-- start --

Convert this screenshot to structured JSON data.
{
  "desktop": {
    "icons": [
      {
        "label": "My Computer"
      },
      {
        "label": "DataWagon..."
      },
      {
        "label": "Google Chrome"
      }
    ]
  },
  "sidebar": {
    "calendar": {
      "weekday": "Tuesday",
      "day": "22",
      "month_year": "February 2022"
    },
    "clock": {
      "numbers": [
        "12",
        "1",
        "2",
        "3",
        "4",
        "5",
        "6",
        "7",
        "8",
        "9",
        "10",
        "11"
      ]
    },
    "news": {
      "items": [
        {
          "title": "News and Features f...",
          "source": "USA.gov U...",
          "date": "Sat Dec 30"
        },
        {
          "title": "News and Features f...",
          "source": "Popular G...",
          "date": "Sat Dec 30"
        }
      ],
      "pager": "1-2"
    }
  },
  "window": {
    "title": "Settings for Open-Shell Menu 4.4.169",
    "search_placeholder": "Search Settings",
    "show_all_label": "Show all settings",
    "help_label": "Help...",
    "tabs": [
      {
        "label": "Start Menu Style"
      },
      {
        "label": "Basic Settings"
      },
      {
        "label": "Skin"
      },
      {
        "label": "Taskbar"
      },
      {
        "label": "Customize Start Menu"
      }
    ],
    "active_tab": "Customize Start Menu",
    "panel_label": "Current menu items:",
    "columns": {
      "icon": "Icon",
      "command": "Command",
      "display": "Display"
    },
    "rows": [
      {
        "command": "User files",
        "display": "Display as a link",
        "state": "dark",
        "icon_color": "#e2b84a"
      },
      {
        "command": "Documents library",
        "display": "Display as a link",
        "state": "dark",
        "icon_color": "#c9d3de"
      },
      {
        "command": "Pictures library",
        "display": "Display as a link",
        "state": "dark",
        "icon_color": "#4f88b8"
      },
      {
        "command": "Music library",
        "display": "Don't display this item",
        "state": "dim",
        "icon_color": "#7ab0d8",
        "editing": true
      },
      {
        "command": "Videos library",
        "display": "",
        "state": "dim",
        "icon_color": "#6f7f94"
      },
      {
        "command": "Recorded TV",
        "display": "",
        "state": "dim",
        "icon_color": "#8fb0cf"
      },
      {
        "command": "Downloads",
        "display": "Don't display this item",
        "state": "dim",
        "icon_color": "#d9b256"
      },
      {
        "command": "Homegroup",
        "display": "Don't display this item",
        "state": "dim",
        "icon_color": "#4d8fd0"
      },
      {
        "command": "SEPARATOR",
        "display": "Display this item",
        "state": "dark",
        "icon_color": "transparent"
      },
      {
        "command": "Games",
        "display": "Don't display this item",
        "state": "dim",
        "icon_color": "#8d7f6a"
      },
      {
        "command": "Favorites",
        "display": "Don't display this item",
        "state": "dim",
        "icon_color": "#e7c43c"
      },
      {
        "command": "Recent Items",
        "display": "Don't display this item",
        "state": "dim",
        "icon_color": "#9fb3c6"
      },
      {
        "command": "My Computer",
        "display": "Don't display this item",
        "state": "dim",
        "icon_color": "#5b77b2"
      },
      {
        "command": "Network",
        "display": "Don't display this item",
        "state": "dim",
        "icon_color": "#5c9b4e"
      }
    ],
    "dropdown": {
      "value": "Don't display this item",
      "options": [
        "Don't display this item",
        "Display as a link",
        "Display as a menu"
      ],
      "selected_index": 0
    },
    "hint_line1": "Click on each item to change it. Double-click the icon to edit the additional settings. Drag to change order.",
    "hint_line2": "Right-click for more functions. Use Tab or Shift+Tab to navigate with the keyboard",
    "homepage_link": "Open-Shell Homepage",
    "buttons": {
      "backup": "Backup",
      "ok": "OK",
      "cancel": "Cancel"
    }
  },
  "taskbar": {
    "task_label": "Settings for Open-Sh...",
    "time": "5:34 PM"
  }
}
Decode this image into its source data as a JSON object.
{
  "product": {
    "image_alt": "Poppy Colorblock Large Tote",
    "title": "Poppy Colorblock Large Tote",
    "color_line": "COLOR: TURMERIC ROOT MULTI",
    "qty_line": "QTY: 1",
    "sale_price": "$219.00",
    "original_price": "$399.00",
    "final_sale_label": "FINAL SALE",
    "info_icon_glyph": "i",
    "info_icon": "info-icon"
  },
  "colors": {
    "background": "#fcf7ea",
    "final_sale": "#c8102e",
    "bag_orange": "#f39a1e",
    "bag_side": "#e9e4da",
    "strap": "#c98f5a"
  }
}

-- end --
-- start --

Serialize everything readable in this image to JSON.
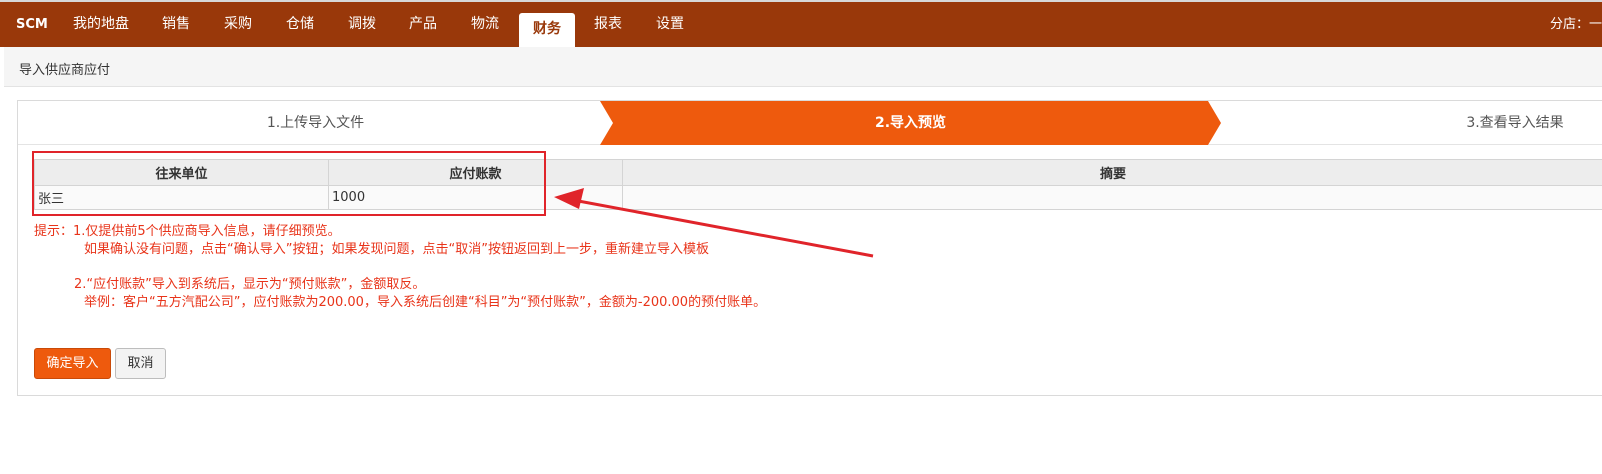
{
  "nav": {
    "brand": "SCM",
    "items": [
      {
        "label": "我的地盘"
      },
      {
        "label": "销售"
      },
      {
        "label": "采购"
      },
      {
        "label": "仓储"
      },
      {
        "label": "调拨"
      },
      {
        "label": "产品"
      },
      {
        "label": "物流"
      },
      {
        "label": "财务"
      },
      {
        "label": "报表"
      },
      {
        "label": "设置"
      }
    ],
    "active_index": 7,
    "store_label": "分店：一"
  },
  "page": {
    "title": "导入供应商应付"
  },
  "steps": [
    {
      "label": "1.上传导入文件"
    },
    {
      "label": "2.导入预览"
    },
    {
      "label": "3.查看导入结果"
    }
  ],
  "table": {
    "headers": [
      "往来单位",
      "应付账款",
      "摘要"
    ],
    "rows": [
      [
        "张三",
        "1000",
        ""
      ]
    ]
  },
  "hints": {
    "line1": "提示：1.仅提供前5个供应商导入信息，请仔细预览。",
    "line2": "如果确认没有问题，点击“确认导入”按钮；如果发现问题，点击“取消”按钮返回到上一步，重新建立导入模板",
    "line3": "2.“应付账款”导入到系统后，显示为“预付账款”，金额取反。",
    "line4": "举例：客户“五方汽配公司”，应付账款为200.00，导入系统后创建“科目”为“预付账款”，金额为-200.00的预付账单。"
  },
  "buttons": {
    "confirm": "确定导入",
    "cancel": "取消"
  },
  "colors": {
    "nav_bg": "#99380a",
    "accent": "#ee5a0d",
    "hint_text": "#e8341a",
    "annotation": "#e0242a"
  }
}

-- end --
-- start --

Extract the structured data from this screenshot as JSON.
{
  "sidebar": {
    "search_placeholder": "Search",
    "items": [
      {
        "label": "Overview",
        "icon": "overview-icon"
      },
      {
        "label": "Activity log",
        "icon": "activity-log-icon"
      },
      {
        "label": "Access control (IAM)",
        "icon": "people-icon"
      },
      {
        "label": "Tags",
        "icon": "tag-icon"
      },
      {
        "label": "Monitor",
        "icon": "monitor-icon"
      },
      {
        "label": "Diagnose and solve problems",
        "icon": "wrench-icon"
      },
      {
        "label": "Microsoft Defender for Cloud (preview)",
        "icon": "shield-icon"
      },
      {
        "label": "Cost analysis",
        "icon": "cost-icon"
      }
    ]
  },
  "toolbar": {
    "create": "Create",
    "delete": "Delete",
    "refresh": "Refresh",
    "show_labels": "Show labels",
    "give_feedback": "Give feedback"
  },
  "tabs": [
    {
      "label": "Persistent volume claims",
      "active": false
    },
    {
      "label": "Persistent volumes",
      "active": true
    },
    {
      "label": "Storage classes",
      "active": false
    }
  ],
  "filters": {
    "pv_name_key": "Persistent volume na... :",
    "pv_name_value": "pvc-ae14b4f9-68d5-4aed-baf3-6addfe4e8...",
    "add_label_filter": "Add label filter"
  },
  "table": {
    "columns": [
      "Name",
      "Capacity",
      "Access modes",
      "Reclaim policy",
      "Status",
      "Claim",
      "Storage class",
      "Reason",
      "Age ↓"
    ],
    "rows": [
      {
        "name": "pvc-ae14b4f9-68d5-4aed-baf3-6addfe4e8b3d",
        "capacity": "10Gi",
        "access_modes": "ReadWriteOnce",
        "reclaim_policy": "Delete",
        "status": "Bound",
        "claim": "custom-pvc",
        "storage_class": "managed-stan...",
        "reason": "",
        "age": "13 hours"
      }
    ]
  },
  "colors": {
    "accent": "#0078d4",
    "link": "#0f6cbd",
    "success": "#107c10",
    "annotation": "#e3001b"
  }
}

-- end --

Directive —
Check all the records above and select each line where the string "Colorblock" is found.

Finished task —
    "image_alt": "Poppy Colorblock Large Tote",
    "title": "Poppy Colorblock Large Tote",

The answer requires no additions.